Series review: Sharpe

This week’s guest article is written by Count Numbers!

About two weeks ago I stopped being able to sleep. I could fall asleep fine, but I’d wake up every ninety minutes. Essentially I’ve just come out of about twelve days surviving on naps.

Don’t want to dwell on this too much, but it’s been hell. Mind and body both started shutting down. Two weeks is a long time for injuries to not heal, and by yesterday morning I actually forgot my own name. But I managed to haul myself to a doctor, and I’m doing better.

To make a long story short, inside me there are two wolves. One is chomping and snarling at the fact I haven’t been able to work that entire time, and the other is just as fierce that I need to rest and recover.

They’ve come to an uneasy compromise over a Sharpe DVD boxset.

I have a thing for a man in 18th century uniform.

The compromise is simple. I get to write a great piece for you, and it doesn’t feel like work. Talking about Sharpe is effortless. What I really want to talk about is how its low-budget production actually enhances the show, and how cheap cameras can actually change the moral of a story. But before I can do that, I have to explain the entire history of eighteenth century warfare.

Sharpe is a series named for its protagonist, Richard Sharpe, a rifleman under the Duke of Wellington. The books start with Sharpe as a musketeer, but the TV series skips straight to him being one of Wellington’s famous “Green Jackets” – light infantrymen who used cover, moved on their own initiative, picked their own targets, and actually aimed before they shot.

That is to say, Sharpe’s an action hero, but he’s clearing a very low bar. He’s basically Rambo, if all it took to be Rambo was being able to shoot a guy before he could walk across a field at you.

The Napoleonics are a truly insane period for warfare, see. There’s a reason battles were fought the way they were, with long lines of men walking within spitting distance of each other before drawing their firearms point blank. Muskets could be perfectly accurate, in the right hands, but army doctrine focused entirely on rate of fire, before charging with bayonets. Aiming was missing the point.
----------------------------------------
Continue the review of the Sharpe series from where it stops.

Supplied information ->
----------------------------------------
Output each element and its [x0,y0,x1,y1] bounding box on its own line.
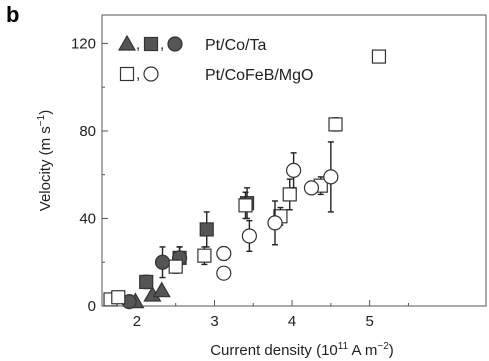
----------------------------------------
Final result ->
Napoleon himself focused on cavalry, artillery and grenadiers – that was his genius. Superior artillery would force the enemy into engaging the French in entrenched positions. The French line infantry would hold the enemy in place while the artillery did its work. Grenadiers would then storm the shaken lines, causing a panicked retreat, and fleeing soldiers would be cut down by cavalry.

‘Grenadier’ doesn’t mean what you’d expect, by the way. Originally they did carry hand grenades, so they recruited the biggest, burliest, bravest men who could get in close and throw them hard, but generals soon figured out that the men were deadlier than the bombs. So ‘grenadiers’ really means ‘a wall of fuck-huge men with swords’.

Genius. You can prove it with a bit of easy maths. See:

1: Line infantrymen had only a 1/200 chance of hitting a shot at 50 meters, and took twenty seconds to reload.[1]

2: A very large man with a sword runs at approximately 3.5 meters per second. He takes only fifteen seconds to run 50 meters.

3: Swords don’t need to reload.

Which is where we get back to why Wellington’s Rifles were so special, why it’s a big deal they aimed their shots. The best generals in the world, at that moment, saw infantry only as a wall of meat that protected the artillery. Even bayonet charges weren’t actually meant to be lethal – they were meant to cause a morale shock that cavalry could take advantage of.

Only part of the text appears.